• [RECORDS PROVIDED]:
>>

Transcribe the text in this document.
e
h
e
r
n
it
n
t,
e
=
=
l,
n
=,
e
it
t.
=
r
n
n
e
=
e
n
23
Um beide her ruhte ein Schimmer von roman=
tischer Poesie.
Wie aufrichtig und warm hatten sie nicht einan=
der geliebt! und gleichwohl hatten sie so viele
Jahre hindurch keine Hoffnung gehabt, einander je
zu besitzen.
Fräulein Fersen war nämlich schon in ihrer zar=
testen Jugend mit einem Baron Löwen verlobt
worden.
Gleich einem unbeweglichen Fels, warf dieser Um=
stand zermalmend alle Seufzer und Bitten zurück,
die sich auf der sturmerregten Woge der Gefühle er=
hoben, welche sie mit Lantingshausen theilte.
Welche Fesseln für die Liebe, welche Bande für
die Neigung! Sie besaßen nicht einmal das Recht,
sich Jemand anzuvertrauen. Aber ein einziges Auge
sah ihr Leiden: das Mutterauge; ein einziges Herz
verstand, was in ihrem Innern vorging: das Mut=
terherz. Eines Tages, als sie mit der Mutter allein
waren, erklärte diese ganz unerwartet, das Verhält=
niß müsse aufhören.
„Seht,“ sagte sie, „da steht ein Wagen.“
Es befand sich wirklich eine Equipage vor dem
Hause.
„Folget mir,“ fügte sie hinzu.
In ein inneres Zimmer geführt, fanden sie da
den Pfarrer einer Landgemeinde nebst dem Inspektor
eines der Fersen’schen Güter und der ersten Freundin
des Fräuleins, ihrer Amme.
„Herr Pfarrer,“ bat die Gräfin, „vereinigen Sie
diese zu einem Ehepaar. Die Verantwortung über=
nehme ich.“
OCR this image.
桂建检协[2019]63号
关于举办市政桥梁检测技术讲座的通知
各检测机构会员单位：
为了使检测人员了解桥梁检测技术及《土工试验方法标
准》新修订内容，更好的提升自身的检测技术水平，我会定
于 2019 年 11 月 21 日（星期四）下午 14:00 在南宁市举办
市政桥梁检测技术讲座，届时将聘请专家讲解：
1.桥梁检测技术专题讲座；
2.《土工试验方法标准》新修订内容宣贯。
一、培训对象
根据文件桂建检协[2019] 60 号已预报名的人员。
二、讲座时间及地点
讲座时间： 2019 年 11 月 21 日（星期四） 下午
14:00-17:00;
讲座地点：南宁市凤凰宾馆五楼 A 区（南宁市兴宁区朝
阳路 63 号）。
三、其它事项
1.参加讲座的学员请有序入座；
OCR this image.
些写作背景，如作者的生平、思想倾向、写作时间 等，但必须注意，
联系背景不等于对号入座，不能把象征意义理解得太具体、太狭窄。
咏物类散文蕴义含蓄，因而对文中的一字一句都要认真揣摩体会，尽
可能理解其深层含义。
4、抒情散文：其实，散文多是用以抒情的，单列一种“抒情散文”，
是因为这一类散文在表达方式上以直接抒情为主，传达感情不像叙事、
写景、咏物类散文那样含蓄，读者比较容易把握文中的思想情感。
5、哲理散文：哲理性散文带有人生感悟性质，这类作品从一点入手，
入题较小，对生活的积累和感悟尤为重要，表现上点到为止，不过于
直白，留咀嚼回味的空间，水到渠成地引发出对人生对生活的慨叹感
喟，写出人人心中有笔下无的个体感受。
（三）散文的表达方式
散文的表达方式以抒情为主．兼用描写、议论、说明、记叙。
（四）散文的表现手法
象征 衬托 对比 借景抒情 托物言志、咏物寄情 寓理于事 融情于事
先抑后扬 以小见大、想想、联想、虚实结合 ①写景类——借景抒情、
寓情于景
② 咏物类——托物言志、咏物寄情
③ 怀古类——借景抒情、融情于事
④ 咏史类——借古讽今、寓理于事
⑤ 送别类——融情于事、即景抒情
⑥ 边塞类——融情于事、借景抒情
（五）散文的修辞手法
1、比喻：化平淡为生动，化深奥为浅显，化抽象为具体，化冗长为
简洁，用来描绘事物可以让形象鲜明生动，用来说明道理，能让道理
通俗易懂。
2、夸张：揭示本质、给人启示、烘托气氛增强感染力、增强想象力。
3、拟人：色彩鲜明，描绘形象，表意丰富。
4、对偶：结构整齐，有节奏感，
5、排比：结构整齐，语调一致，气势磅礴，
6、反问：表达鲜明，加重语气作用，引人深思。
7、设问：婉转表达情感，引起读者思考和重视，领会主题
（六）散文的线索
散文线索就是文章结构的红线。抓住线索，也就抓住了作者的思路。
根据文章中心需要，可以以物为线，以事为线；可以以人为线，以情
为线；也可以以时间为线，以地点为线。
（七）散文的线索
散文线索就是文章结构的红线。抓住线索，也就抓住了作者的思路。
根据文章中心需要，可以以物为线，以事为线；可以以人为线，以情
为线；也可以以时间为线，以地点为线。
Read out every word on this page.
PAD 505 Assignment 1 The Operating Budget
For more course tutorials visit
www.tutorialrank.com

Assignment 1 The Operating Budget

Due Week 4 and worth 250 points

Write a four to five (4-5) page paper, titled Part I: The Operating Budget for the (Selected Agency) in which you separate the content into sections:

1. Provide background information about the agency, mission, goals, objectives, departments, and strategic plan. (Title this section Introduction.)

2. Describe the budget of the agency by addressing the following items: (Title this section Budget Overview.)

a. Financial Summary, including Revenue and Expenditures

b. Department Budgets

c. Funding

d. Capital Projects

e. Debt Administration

<<

• [DIRECTIVE]: Pick out every line above that holds the word "einziges" and copy it.

• [OUTPUT OF THE EXERCISE]:
sich Jemand anzuvertrauen. Aber ein einziges Auge
sah ihr Leiden: das Mutterauge; ein einziges Herz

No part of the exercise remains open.